Items:
--- --- ---

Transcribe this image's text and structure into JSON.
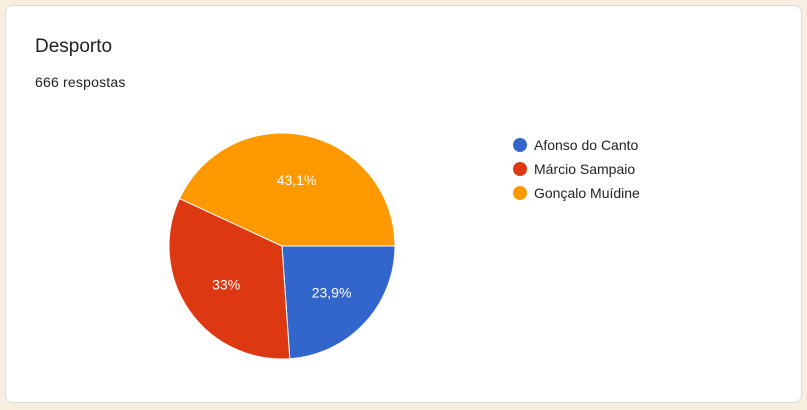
{
  "title": "Desporto",
  "responses": "666 respostas",
  "chart_data": {
    "type": "pie",
    "title": "",
    "categories": [
      "Afonso do Canto",
      "Márcio Sampaio",
      "Gonçalo Muídine"
    ],
    "values": [
      23.9,
      33,
      43.1
    ],
    "labels": [
      "23,9%",
      "33%",
      "43,1%"
    ],
    "colors": [
      "#3366cc",
      "#dc3912",
      "#ff9900"
    ],
    "legend": "right"
  }
}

--- --- ---

Given problem:
Reproduce each entry precisely, dropping only the pictures.

The response:
Transcribe this image's text and structure into JSON.
{
  "title": "Desporto",
  "responses": "666 respostas",
  "chart_data": {
    "type": "pie",
    "title": "",
    "categories": [
      "Afonso do Canto",
      "Márcio Sampaio",
      "Gonçalo Muídine"
    ],
    "values": [
      23.9,
      33,
      43.1
    ],
    "labels": [
      "23,9%",
      "33%",
      "43,1%"
    ],
    "colors": [
      "#3366cc",
      "#dc3912",
      "#ff9900"
    ],
    "legend": "right"
  }
}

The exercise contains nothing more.